**TASK DIRECTIONS**
Below is the data. Give it again, complete and exact.

-- begin DATA IN THIS EXERCISE --

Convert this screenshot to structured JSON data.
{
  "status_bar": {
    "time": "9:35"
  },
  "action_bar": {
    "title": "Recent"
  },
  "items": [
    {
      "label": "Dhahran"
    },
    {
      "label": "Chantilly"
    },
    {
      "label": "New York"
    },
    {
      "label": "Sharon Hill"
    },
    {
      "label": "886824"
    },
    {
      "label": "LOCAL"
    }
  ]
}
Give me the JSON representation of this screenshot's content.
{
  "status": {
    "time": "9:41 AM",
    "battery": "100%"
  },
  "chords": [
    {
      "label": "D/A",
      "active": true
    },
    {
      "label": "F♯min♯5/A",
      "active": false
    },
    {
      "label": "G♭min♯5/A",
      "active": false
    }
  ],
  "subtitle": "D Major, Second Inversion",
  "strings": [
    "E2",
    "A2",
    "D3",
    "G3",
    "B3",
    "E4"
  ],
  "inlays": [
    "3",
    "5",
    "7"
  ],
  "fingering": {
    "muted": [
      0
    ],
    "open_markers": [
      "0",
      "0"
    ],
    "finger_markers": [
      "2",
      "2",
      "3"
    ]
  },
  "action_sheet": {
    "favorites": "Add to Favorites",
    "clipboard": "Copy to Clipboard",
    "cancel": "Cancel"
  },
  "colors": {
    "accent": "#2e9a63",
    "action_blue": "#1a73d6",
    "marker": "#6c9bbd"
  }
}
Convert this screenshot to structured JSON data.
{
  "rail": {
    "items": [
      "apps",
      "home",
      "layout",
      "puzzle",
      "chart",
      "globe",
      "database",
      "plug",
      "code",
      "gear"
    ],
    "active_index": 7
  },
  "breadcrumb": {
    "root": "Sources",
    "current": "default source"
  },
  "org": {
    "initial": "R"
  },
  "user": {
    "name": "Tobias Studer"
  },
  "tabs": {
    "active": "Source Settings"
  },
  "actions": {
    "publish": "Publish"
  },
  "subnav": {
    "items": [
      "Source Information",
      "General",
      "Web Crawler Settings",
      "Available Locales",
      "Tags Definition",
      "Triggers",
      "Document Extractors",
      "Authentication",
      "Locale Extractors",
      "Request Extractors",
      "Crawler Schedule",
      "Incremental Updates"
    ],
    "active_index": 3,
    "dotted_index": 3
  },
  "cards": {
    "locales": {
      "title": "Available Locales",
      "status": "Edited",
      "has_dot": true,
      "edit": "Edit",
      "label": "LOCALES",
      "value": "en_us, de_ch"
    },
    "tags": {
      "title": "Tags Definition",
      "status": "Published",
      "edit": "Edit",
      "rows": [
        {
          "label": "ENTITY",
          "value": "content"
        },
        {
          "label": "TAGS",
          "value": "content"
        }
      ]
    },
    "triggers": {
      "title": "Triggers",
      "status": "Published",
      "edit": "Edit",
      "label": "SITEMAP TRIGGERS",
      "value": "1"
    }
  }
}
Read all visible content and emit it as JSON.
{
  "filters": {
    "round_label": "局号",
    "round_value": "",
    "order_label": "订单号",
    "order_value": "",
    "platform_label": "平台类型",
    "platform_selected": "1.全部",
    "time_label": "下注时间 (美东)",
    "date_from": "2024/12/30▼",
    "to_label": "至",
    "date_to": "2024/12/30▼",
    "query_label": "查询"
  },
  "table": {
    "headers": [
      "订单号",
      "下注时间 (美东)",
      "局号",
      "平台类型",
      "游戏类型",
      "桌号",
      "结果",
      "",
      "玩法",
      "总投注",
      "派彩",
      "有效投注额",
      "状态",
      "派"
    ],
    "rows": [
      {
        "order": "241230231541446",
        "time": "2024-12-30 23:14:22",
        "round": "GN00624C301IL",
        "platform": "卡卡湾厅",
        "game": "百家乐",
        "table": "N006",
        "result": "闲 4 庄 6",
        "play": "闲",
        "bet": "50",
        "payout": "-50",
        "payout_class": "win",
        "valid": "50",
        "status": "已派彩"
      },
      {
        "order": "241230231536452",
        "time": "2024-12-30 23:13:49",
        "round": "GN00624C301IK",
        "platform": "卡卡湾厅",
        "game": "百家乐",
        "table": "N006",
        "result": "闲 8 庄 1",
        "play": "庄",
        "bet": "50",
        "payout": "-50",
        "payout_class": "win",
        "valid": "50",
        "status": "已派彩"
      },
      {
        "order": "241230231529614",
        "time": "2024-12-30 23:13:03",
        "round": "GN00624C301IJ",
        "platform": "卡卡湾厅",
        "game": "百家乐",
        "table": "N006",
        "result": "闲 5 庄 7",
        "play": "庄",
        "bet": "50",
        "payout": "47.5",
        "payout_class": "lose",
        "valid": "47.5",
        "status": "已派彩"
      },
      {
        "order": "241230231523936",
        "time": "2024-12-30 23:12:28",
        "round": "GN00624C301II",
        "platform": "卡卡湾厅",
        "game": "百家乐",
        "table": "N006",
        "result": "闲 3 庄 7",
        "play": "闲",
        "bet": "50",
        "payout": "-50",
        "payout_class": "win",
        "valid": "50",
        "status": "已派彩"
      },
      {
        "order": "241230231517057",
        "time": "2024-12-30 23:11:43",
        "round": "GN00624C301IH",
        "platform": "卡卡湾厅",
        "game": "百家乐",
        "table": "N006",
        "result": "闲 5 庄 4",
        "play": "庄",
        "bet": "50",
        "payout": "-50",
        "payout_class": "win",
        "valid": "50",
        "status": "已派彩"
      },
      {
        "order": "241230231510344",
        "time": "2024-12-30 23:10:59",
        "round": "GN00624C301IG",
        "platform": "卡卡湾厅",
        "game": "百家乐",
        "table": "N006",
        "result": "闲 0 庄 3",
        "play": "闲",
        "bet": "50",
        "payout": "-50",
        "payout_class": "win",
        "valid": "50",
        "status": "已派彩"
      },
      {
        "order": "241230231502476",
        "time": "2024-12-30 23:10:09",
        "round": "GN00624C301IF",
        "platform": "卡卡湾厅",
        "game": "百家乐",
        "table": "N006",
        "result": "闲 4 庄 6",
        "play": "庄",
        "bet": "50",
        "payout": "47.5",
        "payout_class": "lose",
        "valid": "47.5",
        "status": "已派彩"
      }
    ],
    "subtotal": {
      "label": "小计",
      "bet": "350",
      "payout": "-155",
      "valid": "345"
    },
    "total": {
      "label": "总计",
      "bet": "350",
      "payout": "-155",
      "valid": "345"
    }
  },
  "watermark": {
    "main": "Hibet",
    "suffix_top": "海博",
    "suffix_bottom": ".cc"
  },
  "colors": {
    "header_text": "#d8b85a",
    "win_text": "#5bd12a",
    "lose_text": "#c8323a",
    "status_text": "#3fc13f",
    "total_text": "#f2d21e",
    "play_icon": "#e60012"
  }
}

-- end DATA IN THIS EXERCISE --

**RESULT OF THIS EXERCISE**
Convert this screenshot to structured JSON data.
{
  "status_bar": {
    "time": "9:35"
  },
  "action_bar": {
    "title": "Recent"
  },
  "items": [
    {
      "label": "Dhahran"
    },
    {
      "label": "Chantilly"
    },
    {
      "label": "New York"
    },
    {
      "label": "Sharon Hill"
    },
    {
      "label": "886824"
    },
    {
      "label": "LOCAL"
    }
  ]
}
Give me the JSON representation of this screenshot's content.
{
  "status": {
    "time": "9:41 AM",
    "battery": "100%"
  },
  "chords": [
    {
      "label": "D/A",
      "active": true
    },
    {
      "label": "F♯min♯5/A",
      "active": false
    },
    {
      "label": "G♭min♯5/A",
      "active": false
    }
  ],
  "subtitle": "D Major, Second Inversion",
  "strings": [
    "E2",
    "A2",
    "D3",
    "G3",
    "B3",
    "E4"
  ],
  "inlays": [
    "3",
    "5",
    "7"
  ],
  "fingering": {
    "muted": [
      0
    ],
    "open_markers": [
      "0",
      "0"
    ],
    "finger_markers": [
      "2",
      "2",
      "3"
    ]
  },
  "action_sheet": {
    "favorites": "Add to Favorites",
    "clipboard": "Copy to Clipboard",
    "cancel": "Cancel"
  },
  "colors": {
    "accent": "#2e9a63",
    "action_blue": "#1a73d6",
    "marker": "#6c9bbd"
  }
}
Convert this screenshot to structured JSON data.
{
  "rail": {
    "items": [
      "apps",
      "home",
      "layout",
      "puzzle",
      "chart",
      "globe",
      "database",
      "plug",
      "code",
      "gear"
    ],
    "active_index": 7
  },
  "breadcrumb": {
    "root": "Sources",
    "current": "default source"
  },
  "org": {
    "initial": "R"
  },
  "user": {
    "name": "Tobias Studer"
  },
  "tabs": {
    "active": "Source Settings"
  },
  "actions": {
    "publish": "Publish"
  },
  "subnav": {
    "items": [
      "Source Information",
      "General",
      "Web Crawler Settings",
      "Available Locales",
      "Tags Definition",
      "Triggers",
      "Document Extractors",
      "Authentication",
      "Locale Extractors",
      "Request Extractors",
      "Crawler Schedule",
      "Incremental Updates"
    ],
    "active_index": 3,
    "dotted_index": 3
  },
  "cards": {
    "locales": {
      "title": "Available Locales",
      "status": "Edited",
      "has_dot": true,
      "edit": "Edit",
      "label": "LOCALES",
      "value": "en_us, de_ch"
    },
    "tags": {
      "title": "Tags Definition",
      "status": "Published",
      "edit": "Edit",
      "rows": [
        {
          "label": "ENTITY",
          "value": "content"
        },
        {
          "label": "TAGS",
          "value": "content"
        }
      ]
    },
    "triggers": {
      "title": "Triggers",
      "status": "Published",
      "edit": "Edit",
      "label": "SITEMAP TRIGGERS",
      "value": "1"
    }
  }
}
Read all visible content and emit it as JSON.
{
  "filters": {
    "round_label": "局号",
    "round_value": "",
    "order_label": "订单号",
    "order_value": "",
    "platform_label": "平台类型",
    "platform_selected": "1.全部",
    "time_label": "下注时间 (美东)",
    "date_from": "2024/12/30▼",
    "to_label": "至",
    "date_to": "2024/12/30▼",
    "query_label": "查询"
  },
  "table": {
    "headers": [
      "订单号",
      "下注时间 (美东)",
      "局号",
      "平台类型",
      "游戏类型",
      "桌号",
      "结果",
      "",
      "玩法",
      "总投注",
      "派彩",
      "有效投注额",
      "状态",
      "派"
    ],
    "rows": [
      {
        "order": "241230231541446",
        "time": "2024-12-30 23:14:22",
        "round": "GN00624C301IL",
        "platform": "卡卡湾厅",
        "game": "百家乐",
        "table": "N006",
        "result": "闲 4 庄 6",
        "play": "闲",
        "bet": "50",
        "payout": "-50",
        "payout_class": "win",
        "valid": "50",
        "status": "已派彩"
      },
      {
        "order": "241230231536452",
        "time": "2024-12-30 23:13:49",
        "round": "GN00624C301IK",
        "platform": "卡卡湾厅",
        "game": "百家乐",
        "table": "N006",
        "result": "闲 8 庄 1",
        "play": "庄",
        "bet": "50",
        "payout": "-50",
        "payout_class": "win",
        "valid": "50",
        "status": "已派彩"
      },
      {
        "order": "241230231529614",
        "time": "2024-12-30 23:13:03",
        "round": "GN00624C301IJ",
        "platform": "卡卡湾厅",
        "game": "百家乐",
        "table": "N006",
        "result": "闲 5 庄 7",
        "play": "庄",
        "bet": "50",
        "payout": "47.5",
        "payout_class": "lose",
        "valid": "47.5",
        "status": "已派彩"
      },
      {
        "order": "241230231523936",
        "time": "2024-12-30 23:12:28",
        "round": "GN00624C301II",
        "platform": "卡卡湾厅",
        "game": "百家乐",
        "table": "N006",
        "result": "闲 3 庄 7",
        "play": "闲",
        "bet": "50",
        "payout": "-50",
        "payout_class": "win",
        "valid": "50",
        "status": "已派彩"
      },
      {
        "order": "241230231517057",
        "time": "2024-12-30 23:11:43",
        "round": "GN00624C301IH",
        "platform": "卡卡湾厅",
        "game": "百家乐",
        "table": "N006",
        "result": "闲 5 庄 4",
        "play": "庄",
        "bet": "50",
        "payout": "-50",
        "payout_class": "win",
        "valid": "50",
        "status": "已派彩"
      },
      {
        "order": "241230231510344",
        "time": "2024-12-30 23:10:59",
        "round": "GN00624C301IG",
        "platform": "卡卡湾厅",
        "game": "百家乐",
        "table": "N006",
        "result": "闲 0 庄 3",
        "play": "闲",
        "bet": "50",
        "payout": "-50",
        "payout_class": "win",
        "valid": "50",
        "status": "已派彩"
      },
      {
        "order": "241230231502476",
        "time": "2024-12-30 23:10:09",
        "round": "GN00624C301IF",
        "platform": "卡卡湾厅",
        "game": "百家乐",
        "table": "N006",
        "result": "闲 4 庄 6",
        "play": "庄",
        "bet": "50",
        "payout": "47.5",
        "payout_class": "lose",
        "valid": "47.5",
        "status": "已派彩"
      }
    ],
    "subtotal": {
      "label": "小计",
      "bet": "350",
      "payout": "-155",
      "valid": "345"
    },
    "total": {
      "label": "总计",
      "bet": "350",
      "payout": "-155",
      "valid": "345"
    }
  },
  "watermark": {
    "main": "Hibet",
    "suffix_top": "海博",
    "suffix_bottom": ".cc"
  },
  "colors": {
    "header_text": "#d8b85a",
    "win_text": "#5bd12a",
    "lose_text": "#c8323a",
    "status_text": "#3fc13f",
    "total_text": "#f2d21e",
    "play_icon": "#e60012"
  }
}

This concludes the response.